(Collected data entries)
++++++++++

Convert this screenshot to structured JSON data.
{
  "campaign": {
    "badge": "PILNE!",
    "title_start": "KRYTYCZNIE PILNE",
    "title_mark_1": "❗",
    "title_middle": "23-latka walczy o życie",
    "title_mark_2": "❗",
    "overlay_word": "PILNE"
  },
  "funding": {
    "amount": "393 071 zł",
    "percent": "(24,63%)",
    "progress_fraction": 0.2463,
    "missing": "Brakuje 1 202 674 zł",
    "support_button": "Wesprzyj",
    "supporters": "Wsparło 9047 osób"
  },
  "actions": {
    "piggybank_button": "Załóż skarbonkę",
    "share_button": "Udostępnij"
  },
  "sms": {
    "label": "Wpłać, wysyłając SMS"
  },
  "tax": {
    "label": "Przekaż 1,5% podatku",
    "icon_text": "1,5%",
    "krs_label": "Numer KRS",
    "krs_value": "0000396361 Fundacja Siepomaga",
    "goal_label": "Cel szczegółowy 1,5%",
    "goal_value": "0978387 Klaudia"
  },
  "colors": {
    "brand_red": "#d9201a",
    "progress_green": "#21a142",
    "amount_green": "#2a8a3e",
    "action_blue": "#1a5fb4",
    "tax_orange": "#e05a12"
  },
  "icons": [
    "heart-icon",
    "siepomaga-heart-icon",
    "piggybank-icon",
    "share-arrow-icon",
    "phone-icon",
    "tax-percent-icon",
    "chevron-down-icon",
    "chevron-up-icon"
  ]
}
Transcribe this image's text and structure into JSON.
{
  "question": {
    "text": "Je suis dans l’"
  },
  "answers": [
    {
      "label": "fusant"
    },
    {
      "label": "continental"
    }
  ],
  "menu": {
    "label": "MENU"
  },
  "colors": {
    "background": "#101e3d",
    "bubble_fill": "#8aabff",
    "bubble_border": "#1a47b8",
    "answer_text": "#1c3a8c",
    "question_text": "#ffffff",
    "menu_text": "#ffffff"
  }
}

++++++++++

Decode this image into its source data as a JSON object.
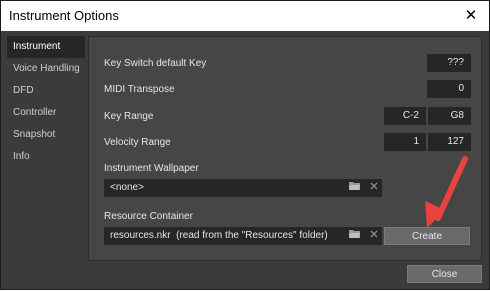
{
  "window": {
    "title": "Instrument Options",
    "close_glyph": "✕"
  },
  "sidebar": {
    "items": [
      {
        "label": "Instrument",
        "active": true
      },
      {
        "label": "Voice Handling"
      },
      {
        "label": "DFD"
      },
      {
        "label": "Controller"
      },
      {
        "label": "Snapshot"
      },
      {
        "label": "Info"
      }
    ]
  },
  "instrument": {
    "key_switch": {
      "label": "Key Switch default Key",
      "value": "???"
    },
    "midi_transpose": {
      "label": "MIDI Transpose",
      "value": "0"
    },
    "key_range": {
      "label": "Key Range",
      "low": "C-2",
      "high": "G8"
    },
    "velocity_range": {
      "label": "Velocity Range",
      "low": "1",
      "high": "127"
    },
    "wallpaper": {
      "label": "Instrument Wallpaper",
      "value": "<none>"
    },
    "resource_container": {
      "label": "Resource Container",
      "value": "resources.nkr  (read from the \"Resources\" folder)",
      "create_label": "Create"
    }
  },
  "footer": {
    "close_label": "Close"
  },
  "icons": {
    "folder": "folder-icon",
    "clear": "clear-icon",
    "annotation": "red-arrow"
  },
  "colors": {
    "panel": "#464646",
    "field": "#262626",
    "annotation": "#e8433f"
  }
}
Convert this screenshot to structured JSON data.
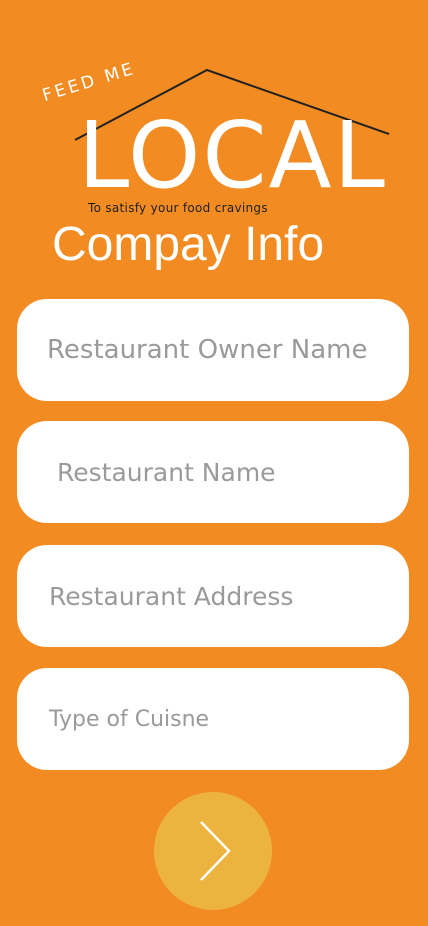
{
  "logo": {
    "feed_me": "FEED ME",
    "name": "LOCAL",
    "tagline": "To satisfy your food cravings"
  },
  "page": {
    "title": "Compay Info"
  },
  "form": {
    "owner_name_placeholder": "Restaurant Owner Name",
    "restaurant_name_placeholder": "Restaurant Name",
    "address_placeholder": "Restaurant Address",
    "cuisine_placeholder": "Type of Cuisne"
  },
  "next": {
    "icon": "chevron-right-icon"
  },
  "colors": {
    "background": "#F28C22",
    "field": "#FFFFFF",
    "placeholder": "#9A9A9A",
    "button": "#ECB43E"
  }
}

++++++++++

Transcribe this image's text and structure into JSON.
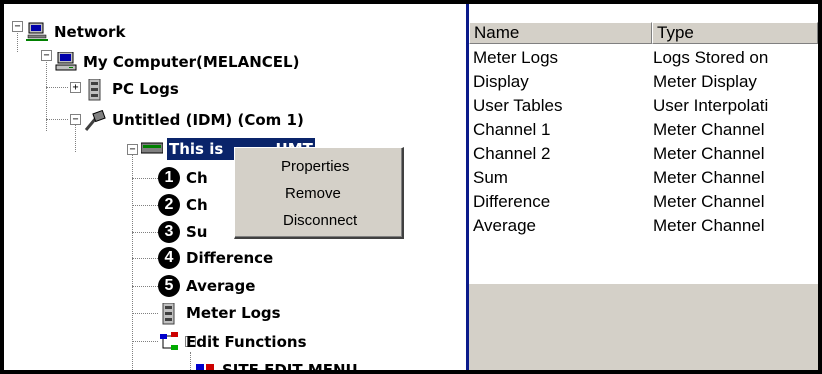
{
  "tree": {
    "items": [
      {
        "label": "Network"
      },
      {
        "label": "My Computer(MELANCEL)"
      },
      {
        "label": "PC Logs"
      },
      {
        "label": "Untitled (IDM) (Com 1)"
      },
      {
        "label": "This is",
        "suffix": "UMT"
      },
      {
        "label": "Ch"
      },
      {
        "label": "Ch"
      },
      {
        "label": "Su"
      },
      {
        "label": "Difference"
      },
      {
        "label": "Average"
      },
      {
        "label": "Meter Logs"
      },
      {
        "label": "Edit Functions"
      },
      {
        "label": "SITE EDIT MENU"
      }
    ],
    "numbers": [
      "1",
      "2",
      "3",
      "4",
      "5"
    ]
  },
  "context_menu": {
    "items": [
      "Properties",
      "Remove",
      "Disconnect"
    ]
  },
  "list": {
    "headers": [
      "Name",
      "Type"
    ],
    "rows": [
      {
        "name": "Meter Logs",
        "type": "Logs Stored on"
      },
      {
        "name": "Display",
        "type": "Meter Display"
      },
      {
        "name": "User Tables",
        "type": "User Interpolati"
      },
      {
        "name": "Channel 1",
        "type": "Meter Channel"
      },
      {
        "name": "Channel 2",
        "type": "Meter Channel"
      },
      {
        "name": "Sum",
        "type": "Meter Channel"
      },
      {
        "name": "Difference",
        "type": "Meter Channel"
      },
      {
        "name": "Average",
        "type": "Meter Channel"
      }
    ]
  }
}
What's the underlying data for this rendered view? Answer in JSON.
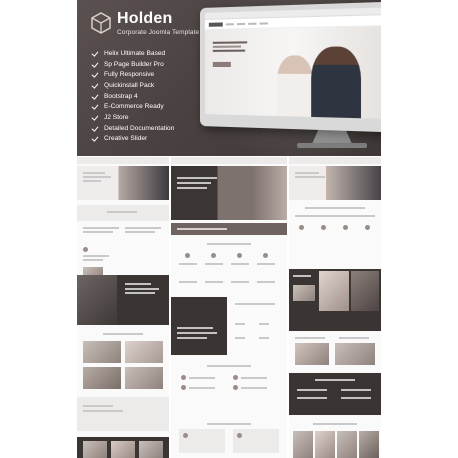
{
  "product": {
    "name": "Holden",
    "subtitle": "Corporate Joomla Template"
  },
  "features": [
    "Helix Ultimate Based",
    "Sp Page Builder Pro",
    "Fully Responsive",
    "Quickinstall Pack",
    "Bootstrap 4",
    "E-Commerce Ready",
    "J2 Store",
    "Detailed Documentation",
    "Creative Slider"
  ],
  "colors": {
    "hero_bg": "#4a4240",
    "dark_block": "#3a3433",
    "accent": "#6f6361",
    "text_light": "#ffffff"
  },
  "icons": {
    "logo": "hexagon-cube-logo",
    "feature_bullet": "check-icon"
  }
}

++++++++++

What you should do ▸
In the records above, how many lines contain the string "folder"? State that number only.

Expected output ▸
2